• _OBJECTIVE_
Every line in the listing is to be echoed verbatim.

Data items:
______________________________

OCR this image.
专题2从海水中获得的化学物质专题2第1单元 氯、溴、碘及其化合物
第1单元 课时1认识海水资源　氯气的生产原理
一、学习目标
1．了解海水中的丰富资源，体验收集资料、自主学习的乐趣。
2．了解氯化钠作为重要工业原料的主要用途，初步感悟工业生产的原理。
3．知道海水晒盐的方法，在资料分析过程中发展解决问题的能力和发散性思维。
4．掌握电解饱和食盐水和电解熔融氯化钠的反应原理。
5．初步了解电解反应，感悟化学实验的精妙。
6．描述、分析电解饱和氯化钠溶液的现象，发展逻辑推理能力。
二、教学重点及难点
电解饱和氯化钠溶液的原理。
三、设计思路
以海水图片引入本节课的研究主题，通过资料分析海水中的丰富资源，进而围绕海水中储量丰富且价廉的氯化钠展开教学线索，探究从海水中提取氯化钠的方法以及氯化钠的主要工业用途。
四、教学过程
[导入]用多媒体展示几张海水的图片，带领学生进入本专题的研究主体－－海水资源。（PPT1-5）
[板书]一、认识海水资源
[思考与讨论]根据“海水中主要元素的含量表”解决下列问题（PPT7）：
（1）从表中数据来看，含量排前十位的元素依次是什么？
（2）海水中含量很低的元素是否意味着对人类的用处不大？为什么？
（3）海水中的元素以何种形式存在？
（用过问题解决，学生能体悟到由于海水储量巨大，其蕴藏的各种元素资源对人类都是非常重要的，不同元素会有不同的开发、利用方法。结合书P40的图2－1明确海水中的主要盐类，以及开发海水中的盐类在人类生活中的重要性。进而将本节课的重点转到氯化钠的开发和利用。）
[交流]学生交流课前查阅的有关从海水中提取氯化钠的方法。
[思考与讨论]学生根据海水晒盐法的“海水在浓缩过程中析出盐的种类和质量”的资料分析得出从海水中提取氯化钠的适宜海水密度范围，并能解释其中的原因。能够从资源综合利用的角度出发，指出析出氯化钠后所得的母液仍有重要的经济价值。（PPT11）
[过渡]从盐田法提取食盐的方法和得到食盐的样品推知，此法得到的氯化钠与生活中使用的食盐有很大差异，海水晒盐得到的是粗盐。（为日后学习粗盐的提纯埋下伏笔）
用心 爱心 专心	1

______________________________

• _FINAL ANSWER_
OCR this image.
专题2从海水中获得的化学物质专题2第1单元 氯、溴、碘及其化合物
第1单元 课时1认识海水资源　氯气的生产原理
一、学习目标
1．了解海水中的丰富资源，体验收集资料、自主学习的乐趣。
2．了解氯化钠作为重要工业原料的主要用途，初步感悟工业生产的原理。
3．知道海水晒盐的方法，在资料分析过程中发展解决问题的能力和发散性思维。
4．掌握电解饱和食盐水和电解熔融氯化钠的反应原理。
5．初步了解电解反应，感悟化学实验的精妙。
6．描述、分析电解饱和氯化钠溶液的现象，发展逻辑推理能力。
二、教学重点及难点
电解饱和氯化钠溶液的原理。
三、设计思路
以海水图片引入本节课的研究主题，通过资料分析海水中的丰富资源，进而围绕海水中储量丰富且价廉的氯化钠展开教学线索，探究从海水中提取氯化钠的方法以及氯化钠的主要工业用途。
四、教学过程
[导入]用多媒体展示几张海水的图片，带领学生进入本专题的研究主体－－海水资源。（PPT1-5）
[板书]一、认识海水资源
[思考与讨论]根据“海水中主要元素的含量表”解决下列问题（PPT7）：
（1）从表中数据来看，含量排前十位的元素依次是什么？
（2）海水中含量很低的元素是否意味着对人类的用处不大？为什么？
（3）海水中的元素以何种形式存在？
（用过问题解决，学生能体悟到由于海水储量巨大，其蕴藏的各种元素资源对人类都是非常重要的，不同元素会有不同的开发、利用方法。结合书P40的图2－1明确海水中的主要盐类，以及开发海水中的盐类在人类生活中的重要性。进而将本节课的重点转到氯化钠的开发和利用。）
[交流]学生交流课前查阅的有关从海水中提取氯化钠的方法。
[思考与讨论]学生根据海水晒盐法的“海水在浓缩过程中析出盐的种类和质量”的资料分析得出从海水中提取氯化钠的适宜海水密度范围，并能解释其中的原因。能够从资源综合利用的角度出发，指出析出氯化钠后所得的母液仍有重要的经济价值。（PPT11）
[过渡]从盐田法提取食盐的方法和得到食盐的样品推知，此法得到的氯化钠与生活中使用的食盐有很大差异，海水晒盐得到的是粗盐。（为日后学习粗盐的提纯埋下伏笔）
用心 爱心 专心	1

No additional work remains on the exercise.